Instruction A —
Answer these questions about the query optimization text, one per line:
(i) Which algorithm handles sorting when the data is too large to fit in memory?
(ii) When are two relational algebra expressions equivalent?
(iii) In the example query, what value must customer.c_mktsegment equal?
Instruction B — Carry on the query optimization text from the point where it ends.

Selected excerpt —
— BEGIN —

Pipelining vs Materialization

Database Operations and Their Costs

We also learned about various database operations and how to evaluate their costs:

  • Selection Operation: Retrieving records that satisfy certain conditions using linear search, binary search, or index-based selection.
  • Sorting Operation: Using external sort-merge algorithm when data is too large to fit in memory.
  • Join Operation: Using nested-loop join, block nested-loop join, indexed nested-loop join, or merge join.
  • Other Operations: Including duplicate elimination, projection, set operations, outer join, and aggregation.

Database Operations

Query Optimization (Lesson 16)

The third major topic was query optimization, which is the process of selecting the most efficient query-evaluation plan from among the many strategies possible for processing a given query.

Query Optimization

Transformation of Relational Expressions

Relational algebra expressions can be transformed into equivalent expressions with different evaluation costs. Two expressions are equivalent if they generate the same set of tuples on every legal database instance.

Query optimizers use equivalence rules to transform expressions into more efficient forms. Some important equivalence rules include:

  • Conjunctive selection can be deconstructed: σθ1∧θ2(E) ≡ σθ1(σθ2(E))
  • Selection operations are commutative: σθ1(σθ2(E)) ≡ σθ2(σθ1(E))
  • Theta joins are commutative: E1 ⋈θ E2 ≡ E2 ⋈θ E1
  • Natural joins are associative: (E1 ⋈ E2) ⋈ E3 ≡ E1 ⋈ (E2 ⋈ E3)
  • Selection distributes over join: σθ1(E1 ⋈θ E2) ≡ (σθ1(E1)) ⋈θ E2 (if θ1 only involves E1)

Equivalence Rules

Join Ordering

Join ordering is important for reducing intermediate result sizes. Since natural joins are associative and commutative, we can reorder them to minimize the size of intermediate results.

For example, consider the query:

SELECT * FROM customer, orders, lineitem
WHERE customer.c_custkey = orders.o_custkey
AND orders.o_orderkey = lineitem.l_orderkey
AND customer.c_mktsegment = 'BUILDING'

There are two possible join orders:

  1. (σc_mktsegment=’BUILDING’(customer) ⋈ orders) ⋈ lineitem
  2. (orders ⋈ lineitem) ⋈ σc_mktsegment=’BUILDING’(customer)

— END —

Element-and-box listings
— BEGIN —

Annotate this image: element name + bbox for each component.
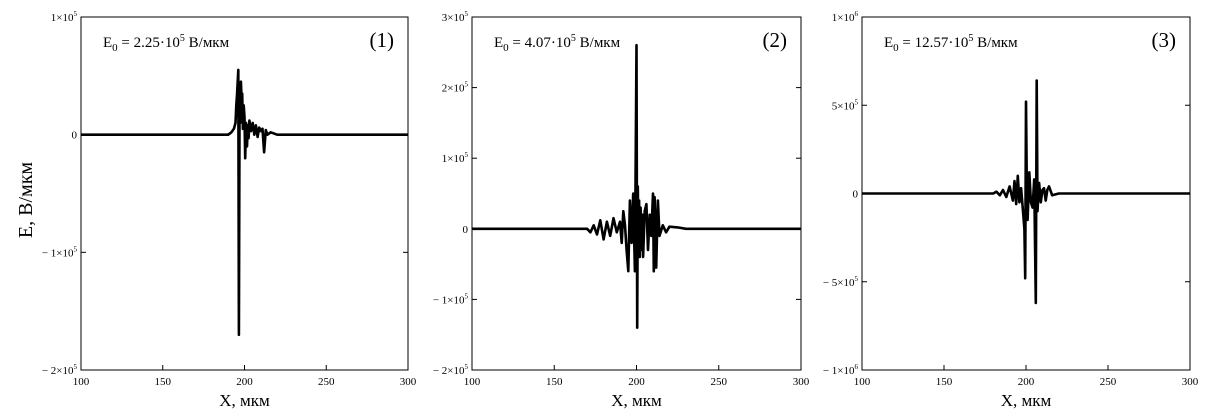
y-axis-label: E, В/мкм [15, 162, 37, 238]
y-tick-label-3-4: − 1×106 [823, 363, 859, 377]
y-tick-label-2-1: 2×105 [442, 81, 469, 95]
y-tick-label-1-1: 0 [72, 130, 78, 142]
e0-annotation-2: E0 = 4.07·105 В/мкм [494, 33, 621, 54]
y-tick-label-1-3: − 2×105 [42, 363, 78, 377]
x-axis-label-2: X, мкм [611, 391, 662, 410]
panel-number-3: (3) [1152, 28, 1177, 52]
y-tick-label-2-5: − 2×105 [433, 363, 469, 377]
series-line-3 [862, 79, 1190, 305]
e0-annotation-3: E0 = 12.57·105 В/мкм [884, 33, 1018, 54]
x-tick-label-2-4: 300 [793, 376, 810, 388]
series-line-1 [81, 68, 408, 336]
y-tick-label-3-2: 0 [853, 189, 859, 201]
plot-frame-1 [80, 16, 409, 371]
y-tick-label-1-0: 1×105 [51, 10, 78, 24]
e0-annotation-1: E0 = 2.25·105 В/мкм [103, 33, 230, 54]
x-tick-label-2-0: 100 [464, 376, 481, 388]
y-tick-label-1-2: − 1×105 [42, 245, 78, 259]
y-tick-label-3-1: 5×105 [832, 98, 859, 112]
x-axis-label-3: X, мкм [1001, 391, 1052, 410]
x-tick-label-3-4: 300 [1182, 376, 1199, 388]
y-tick-label-3-3: − 5×105 [823, 275, 859, 289]
x-tick-label-3-2: 200 [1018, 376, 1035, 388]
panel-number-2: (2) [763, 28, 788, 52]
x-tick-label-2-2: 200 [628, 376, 645, 388]
x-tick-label-1-3: 250 [318, 376, 335, 388]
x-tick-label-1-4: 300 [400, 376, 417, 388]
x-tick-label-3-3: 250 [1100, 376, 1117, 388]
y-tick-label-2-3: 0 [463, 224, 469, 236]
x-tick-label-3-0: 100 [854, 376, 871, 388]
panel-1: 100 150 200 250 300 1×105 0 − 1×105 − 2×105 X, мк… [42, 10, 417, 410]
x-tick-label-1-1: 150 [155, 376, 172, 388]
panel-3: 100 150 200 250 300 1×106 5×105 0 − 5×105 − 1×106… [823, 10, 1199, 410]
y-tick-label-2-2: 1×105 [442, 151, 469, 165]
x-axis-label-1: X, мкм [219, 391, 270, 410]
y-tick-label-2-4: − 1×105 [433, 292, 469, 306]
series-line-2 [472, 43, 801, 329]
x-tick-label-3-1: 150 [936, 376, 953, 388]
y-tick-label-3-0: 1×106 [832, 10, 859, 24]
x-tick-label-2-3: 250 [711, 376, 728, 388]
panel-2: 100 150 200 250 300 3×105 2×105 1×105 0 − 1×105 − … [433, 10, 810, 410]
x-tick-label-1-0: 100 [73, 376, 90, 388]
panels: 100 150 200 250 300 1×105 0 − 1×105 − 2×105 X, мк… [42, 10, 1199, 410]
panel-number-1: (1) [370, 28, 395, 52]
x-tick-label-2-1: 150 [546, 376, 563, 388]
y-tick-label-2-0: 3×105 [442, 10, 469, 24]
x-tick-label-1-2: 200 [236, 376, 253, 388]
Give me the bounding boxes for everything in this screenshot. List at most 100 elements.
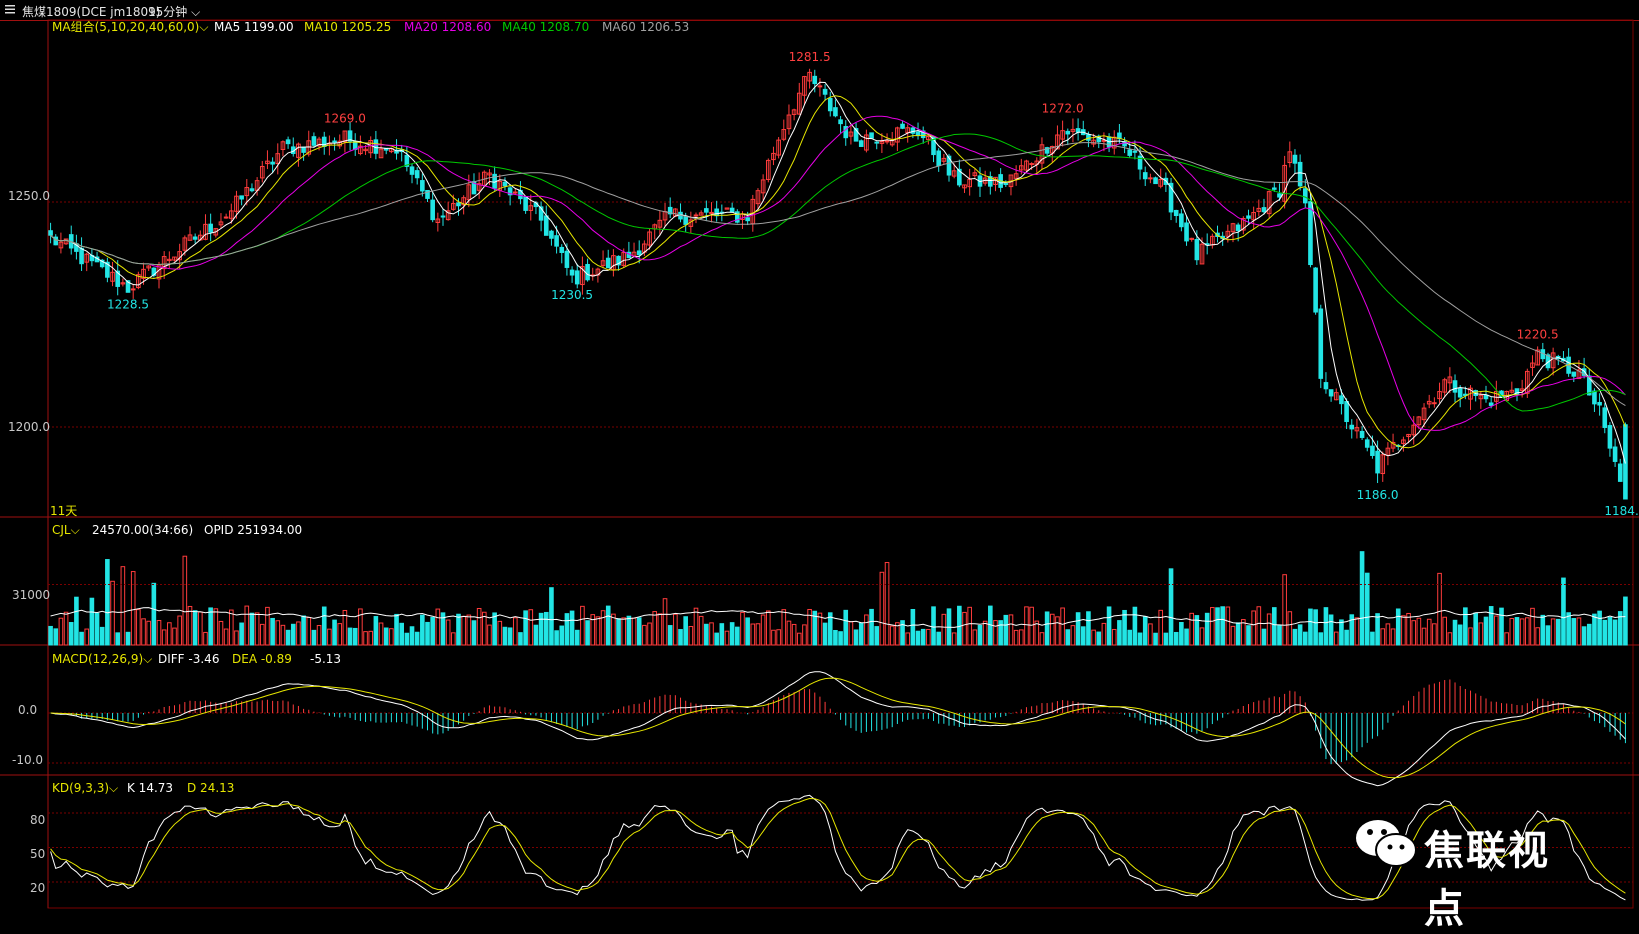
volume-bar bbox=[549, 587, 554, 646]
candle-body bbox=[693, 214, 699, 217]
volume-bar bbox=[1179, 622, 1184, 646]
volume-bar bbox=[977, 624, 983, 646]
volume-bar bbox=[1499, 607, 1504, 646]
volume-bar bbox=[1421, 627, 1427, 646]
volume-bar bbox=[1241, 619, 1246, 646]
volume-bar bbox=[1586, 623, 1592, 646]
volume-bar bbox=[1602, 619, 1608, 646]
candle-body bbox=[1607, 425, 1613, 449]
candle-body bbox=[528, 205, 534, 211]
volume-bar bbox=[254, 612, 260, 646]
volume-bar bbox=[796, 632, 802, 646]
volume-bar bbox=[781, 609, 787, 646]
candle-body bbox=[1251, 211, 1256, 221]
volume-bar bbox=[1117, 620, 1122, 646]
candle-body bbox=[1468, 387, 1473, 400]
volume-bar bbox=[745, 617, 750, 646]
candle-body bbox=[745, 217, 750, 222]
volume-bar bbox=[89, 597, 95, 646]
annotation-trough: 1184.0 bbox=[1604, 504, 1639, 518]
volume-bar bbox=[1060, 607, 1065, 646]
volume-bar bbox=[967, 606, 972, 646]
volume-legend-name[interactable]: CJL⌵ bbox=[52, 523, 80, 537]
y-tick-31000: 31000 bbox=[12, 588, 51, 602]
candle-body bbox=[167, 258, 172, 262]
volume-bar bbox=[569, 610, 575, 646]
chevron-down-icon[interactable]: ⌵ bbox=[109, 781, 119, 795]
candle-body bbox=[1416, 416, 1422, 426]
volume-bar bbox=[435, 608, 441, 646]
volume-bar bbox=[920, 628, 926, 646]
volume-bar bbox=[1018, 629, 1024, 646]
volume-bar bbox=[172, 627, 177, 646]
candle-body bbox=[1194, 239, 1200, 261]
instrument-name[interactable]: 焦煤1809(DCE jm1809) bbox=[22, 5, 161, 19]
volume-bar bbox=[1173, 631, 1179, 646]
candle-body bbox=[1313, 267, 1318, 313]
candle-body bbox=[1065, 130, 1071, 135]
candle-body bbox=[1380, 454, 1386, 475]
macd-dea-legend: DEA -0.89 bbox=[232, 652, 292, 666]
chevron-down-icon[interactable]: ⌵ bbox=[187, 5, 201, 19]
candle-body bbox=[53, 236, 59, 246]
volume-bar bbox=[285, 629, 291, 646]
chevron-down-icon[interactable]: ⌵ bbox=[199, 20, 209, 34]
candle-body bbox=[915, 131, 921, 136]
volume-bar bbox=[518, 632, 523, 646]
candle-body bbox=[1354, 427, 1360, 432]
candle-body bbox=[1328, 389, 1334, 397]
chart-canvas[interactable]: 1228.5 1269.0 1230.5 1281.5 1272.0 1186.0 1220… bbox=[0, 0, 1639, 913]
volume-bar bbox=[1277, 625, 1282, 646]
candle-body bbox=[63, 238, 69, 245]
annotation-peak: 1272.0 bbox=[1042, 102, 1084, 116]
candle-body bbox=[208, 223, 213, 233]
ma-lines-layer bbox=[50, 81, 1626, 464]
volume-bar bbox=[1483, 616, 1489, 646]
candle-body bbox=[869, 132, 874, 139]
candle-body bbox=[1117, 132, 1122, 140]
ma-legend-name[interactable]: MA组合(5,10,20,40,60,0)⌵ bbox=[52, 20, 209, 34]
volume-bar bbox=[125, 631, 131, 646]
volume-bar bbox=[1210, 607, 1215, 646]
candle-body bbox=[110, 271, 115, 282]
candle-body bbox=[1437, 391, 1442, 400]
volume-bar bbox=[1091, 629, 1096, 646]
candle-body bbox=[936, 150, 941, 167]
candle-body bbox=[771, 152, 776, 161]
volume-bar bbox=[482, 611, 487, 646]
candle-body bbox=[244, 187, 250, 197]
volume-bar bbox=[616, 618, 621, 646]
volume-bar bbox=[296, 621, 301, 646]
chevron-down-icon[interactable]: ⌵ bbox=[70, 523, 80, 537]
candle-body bbox=[120, 282, 126, 285]
volume-bar bbox=[1313, 609, 1318, 646]
candle-body bbox=[1132, 150, 1138, 153]
period-selector[interactable]: 15分钟 ⌵ bbox=[148, 3, 200, 20]
candle-body bbox=[218, 221, 224, 226]
candle-body bbox=[1230, 223, 1236, 233]
volume-bar bbox=[327, 628, 332, 646]
chevron-down-icon[interactable]: ⌵ bbox=[143, 652, 153, 666]
volume-bar bbox=[445, 619, 451, 646]
volume-bar bbox=[962, 611, 967, 646]
volume-bar bbox=[1545, 625, 1551, 646]
menu-icon[interactable] bbox=[4, 2, 20, 19]
candle-body bbox=[714, 208, 719, 217]
volume-bars-layer bbox=[48, 551, 1633, 646]
volume-bar bbox=[1426, 618, 1432, 646]
volume-bar bbox=[414, 631, 420, 646]
candle-body bbox=[187, 234, 193, 241]
kd-legend-name[interactable]: KD(9,3,3)⌵ bbox=[52, 781, 119, 795]
volume-bar bbox=[533, 624, 539, 646]
y-tick-kd-20: 20 bbox=[30, 881, 46, 895]
volume-bar bbox=[667, 625, 673, 646]
volume-bar bbox=[1235, 622, 1241, 646]
volume-bar bbox=[497, 620, 503, 646]
watermark-text: 焦联视点 bbox=[1424, 828, 1550, 932]
volume-bar bbox=[993, 620, 998, 646]
volume-bar bbox=[1359, 551, 1365, 646]
period-label[interactable]: 15分钟 bbox=[148, 5, 188, 19]
volume-bar bbox=[167, 622, 172, 646]
candle-body bbox=[709, 211, 714, 214]
macd-legend-name[interactable]: MACD(12,26,9)⌵ bbox=[52, 652, 153, 666]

— END —

Expected answer A —
(i) The external sort-merge algorithm.
(ii) When they generate the same set of tuples on every legal database instance.
(iii) 'BUILDING'.

Expected answer B —
The first join order is more efficient because it filters customers early, resulting in a smaller intermediate relation. The second join order produces a large intermediate relation because it joins orders and lineitem first, only to discard most of the tuples in the second join.

Join Ordering

Cost-Based Optimization

Query optimizers use cost-based optimization to choose the best execution plan. This involves:

  • Exploring the space of all equivalent query evaluation plans
  • Using equivalence rules to generate alternative plans
  • Choosing the plan with the least estimated cost

The optimizer considers both join order selection and choosing join algorithms (nested loop, hash join, etc.).

For example, for the query:

SELECT * FROM R, S, T WHERE R.A = S.B AND T.C = S.D

Alternative plans by join order could be:

  1. (R JOIN S) JOIN T
  2. (S JOIN T) JOIN R
  3. (R JOIN T) JOIN S

The optimizer would estimate the cost of each plan and choose the one with the lowest cost.

Cost-Based Optimization

Optimization Heuristics

To reduce the cost of optimization itself, query optimizers use heuristics such as:

  • Perform selections early to reduce data size
  • Perform projections early after selections
  • Use left-deep join trees (easy for pipelining)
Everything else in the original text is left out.